Problem ▸
Find every line of the listing below where "name" appears, and copy it.

Items from a figure collection ▸
+ + + +

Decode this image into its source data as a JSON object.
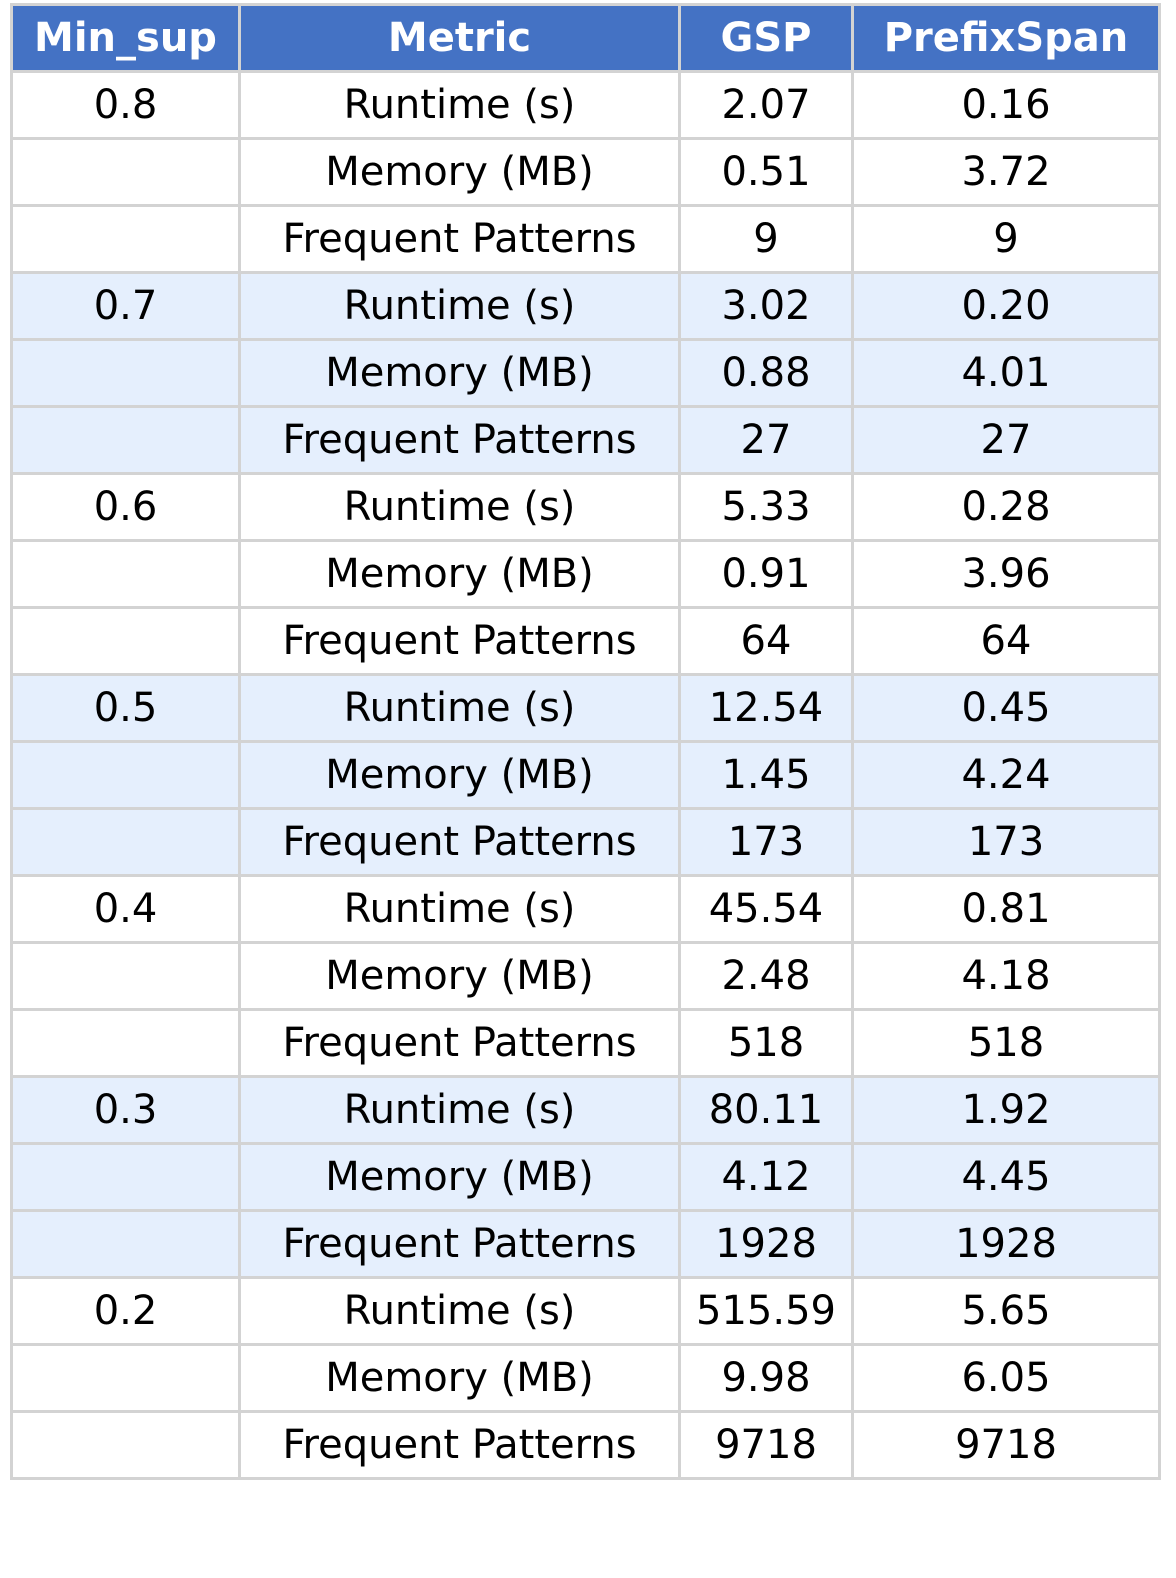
{
  "chart_data": {
    "type": "table",
    "columns": [
      "Min_sup",
      "Metric",
      "GSP",
      "PrefixSpan"
    ],
    "metrics": [
      "Runtime (s)",
      "Memory (MB)",
      "Frequent Patterns"
    ],
    "groups": [
      {
        "min_sup": "0.8",
        "rows": [
          {
            "metric": "Runtime (s)",
            "gsp": "2.07",
            "prefixspan": "0.16"
          },
          {
            "metric": "Memory (MB)",
            "gsp": "0.51",
            "prefixspan": "3.72"
          },
          {
            "metric": "Frequent Patterns",
            "gsp": "9",
            "prefixspan": "9"
          }
        ]
      },
      {
        "min_sup": "0.7",
        "rows": [
          {
            "metric": "Runtime (s)",
            "gsp": "3.02",
            "prefixspan": "0.20"
          },
          {
            "metric": "Memory (MB)",
            "gsp": "0.88",
            "prefixspan": "4.01"
          },
          {
            "metric": "Frequent Patterns",
            "gsp": "27",
            "prefixspan": "27"
          }
        ]
      },
      {
        "min_sup": "0.6",
        "rows": [
          {
            "metric": "Runtime (s)",
            "gsp": "5.33",
            "prefixspan": "0.28"
          },
          {
            "metric": "Memory (MB)",
            "gsp": "0.91",
            "prefixspan": "3.96"
          },
          {
            "metric": "Frequent Patterns",
            "gsp": "64",
            "prefixspan": "64"
          }
        ]
      },
      {
        "min_sup": "0.5",
        "rows": [
          {
            "metric": "Runtime (s)",
            "gsp": "12.54",
            "prefixspan": "0.45"
          },
          {
            "metric": "Memory (MB)",
            "gsp": "1.45",
            "prefixspan": "4.24"
          },
          {
            "metric": "Frequent Patterns",
            "gsp": "173",
            "prefixspan": "173"
          }
        ]
      },
      {
        "min_sup": "0.4",
        "rows": [
          {
            "metric": "Runtime (s)",
            "gsp": "45.54",
            "prefixspan": "0.81"
          },
          {
            "metric": "Memory (MB)",
            "gsp": "2.48",
            "prefixspan": "4.18"
          },
          {
            "metric": "Frequent Patterns",
            "gsp": "518",
            "prefixspan": "518"
          }
        ]
      },
      {
        "min_sup": "0.3",
        "rows": [
          {
            "metric": "Runtime (s)",
            "gsp": "80.11",
            "prefixspan": "1.92"
          },
          {
            "metric": "Memory (MB)",
            "gsp": "4.12",
            "prefixspan": "4.45"
          },
          {
            "metric": "Frequent Patterns",
            "gsp": "1928",
            "prefixspan": "1928"
          }
        ]
      },
      {
        "min_sup": "0.2",
        "rows": [
          {
            "metric": "Runtime (s)",
            "gsp": "515.59",
            "prefixspan": "5.65"
          },
          {
            "metric": "Memory (MB)",
            "gsp": "9.98",
            "prefixspan": "6.05"
          },
          {
            "metric": "Frequent Patterns",
            "gsp": "9718",
            "prefixspan": "9718"
          }
        ]
      }
    ]
  },
  "colors": {
    "header_bg": "#4472c4",
    "header_text": "#ffffff",
    "band_bg": "#e5effd",
    "row_bg": "#ffffff",
    "grid": "#d3d3d3"
  }
}
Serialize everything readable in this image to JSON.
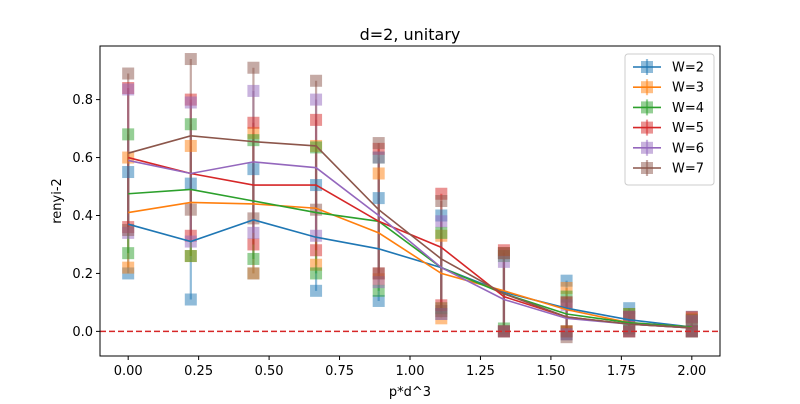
{
  "chart_data": {
    "type": "line",
    "title": "d=2, unitary",
    "xlabel": "p*d^3",
    "ylabel": "renyi-2",
    "xlim": [
      -0.1,
      2.1
    ],
    "ylim": [
      -0.085,
      0.985
    ],
    "xticks": [
      0.0,
      0.25,
      0.5,
      0.75,
      1.0,
      1.25,
      1.5,
      1.75,
      2.0
    ],
    "xtick_labels": [
      "0.00",
      "0.25",
      "0.50",
      "0.75",
      "1.00",
      "1.25",
      "1.50",
      "1.75",
      "2.00"
    ],
    "yticks": [
      0.0,
      0.2,
      0.4,
      0.6,
      0.8
    ],
    "ytick_labels": [
      "0.0",
      "0.2",
      "0.4",
      "0.6",
      "0.8"
    ],
    "grid": false,
    "legend_position": "upper-right",
    "reference_line": {
      "y": 0.0,
      "color": "#d62728",
      "style": "dashed"
    },
    "x": [
      0.0,
      0.2222,
      0.4444,
      0.6667,
      0.8889,
      1.1111,
      1.3333,
      1.5556,
      1.7778,
      2.0
    ],
    "series": [
      {
        "name": "W=2",
        "color": "#1f77b4",
        "values": [
          0.37,
          0.31,
          0.385,
          0.325,
          0.285,
          0.22,
          0.135,
          0.08,
          0.04,
          0.015
        ],
        "samples": [
          [
            0.55,
            0.2
          ],
          [
            0.51,
            0.11
          ],
          [
            0.56,
            0.2
          ],
          [
            0.505,
            0.14
          ],
          [
            0.46,
            0.105
          ],
          [
            0.4,
            0.06
          ],
          [
            0.27,
            0.0
          ],
          [
            0.175,
            -0.01
          ],
          [
            0.08,
            0.01
          ],
          [
            0.05,
            0.0
          ]
        ]
      },
      {
        "name": "W=3",
        "color": "#ff7f0e",
        "values": [
          0.41,
          0.445,
          0.44,
          0.425,
          0.34,
          0.2,
          0.14,
          0.075,
          0.03,
          0.015
        ],
        "samples": [
          [
            0.6,
            0.22
          ],
          [
            0.64,
            0.26
          ],
          [
            0.685,
            0.2
          ],
          [
            0.64,
            0.23
          ],
          [
            0.545,
            0.18
          ],
          [
            0.33,
            0.045
          ],
          [
            0.27,
            0.0
          ],
          [
            0.15,
            0.0
          ],
          [
            0.06,
            0.0
          ],
          [
            0.045,
            0.0
          ]
        ]
      },
      {
        "name": "W=4",
        "color": "#2ca02c",
        "values": [
          0.475,
          0.49,
          0.45,
          0.41,
          0.38,
          0.22,
          0.13,
          0.06,
          0.03,
          0.015
        ],
        "samples": [
          [
            0.68,
            0.27
          ],
          [
            0.715,
            0.26
          ],
          [
            0.66,
            0.25
          ],
          [
            0.635,
            0.2
          ],
          [
            0.6,
            0.14
          ],
          [
            0.34,
            0.08
          ],
          [
            0.26,
            0.01
          ],
          [
            0.12,
            0.0
          ],
          [
            0.06,
            0.01
          ],
          [
            0.04,
            0.0
          ]
        ]
      },
      {
        "name": "W=5",
        "color": "#d62728",
        "values": [
          0.6,
          0.545,
          0.505,
          0.505,
          0.38,
          0.29,
          0.12,
          0.05,
          0.025,
          0.012
        ],
        "samples": [
          [
            0.84,
            0.36
          ],
          [
            0.8,
            0.33
          ],
          [
            0.72,
            0.3
          ],
          [
            0.73,
            0.28
          ],
          [
            0.63,
            0.2
          ],
          [
            0.475,
            0.09
          ],
          [
            0.28,
            0.0
          ],
          [
            0.1,
            0.0
          ],
          [
            0.05,
            0.0
          ],
          [
            0.05,
            0.0
          ]
        ]
      },
      {
        "name": "W=6",
        "color": "#9467bd",
        "values": [
          0.59,
          0.545,
          0.585,
          0.565,
          0.4,
          0.22,
          0.11,
          0.045,
          0.025,
          0.012
        ],
        "samples": [
          [
            0.835,
            0.34
          ],
          [
            0.79,
            0.31
          ],
          [
            0.83,
            0.34
          ],
          [
            0.8,
            0.33
          ],
          [
            0.6,
            0.17
          ],
          [
            0.38,
            0.06
          ],
          [
            0.24,
            0.0
          ],
          [
            0.09,
            -0.01
          ],
          [
            0.05,
            0.0
          ],
          [
            0.035,
            0.0
          ]
        ]
      },
      {
        "name": "W=7",
        "color": "#8c564b",
        "values": [
          0.615,
          0.675,
          0.655,
          0.64,
          0.42,
          0.25,
          0.13,
          0.05,
          0.025,
          0.012
        ],
        "samples": [
          [
            0.89,
            0.35
          ],
          [
            0.94,
            0.42
          ],
          [
            0.91,
            0.39
          ],
          [
            0.865,
            0.42
          ],
          [
            0.65,
            0.2
          ],
          [
            0.45,
            0.07
          ],
          [
            0.27,
            0.0
          ],
          [
            0.1,
            -0.02
          ],
          [
            0.05,
            0.0
          ],
          [
            0.035,
            0.0
          ]
        ]
      }
    ]
  }
}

+ + + +

Problem solution ▸
        "name": "W=2",
        "name": "W=3",
        "name": "W=4",
        "name": "W=5",
        "name": "W=6",
        "name": "W=7",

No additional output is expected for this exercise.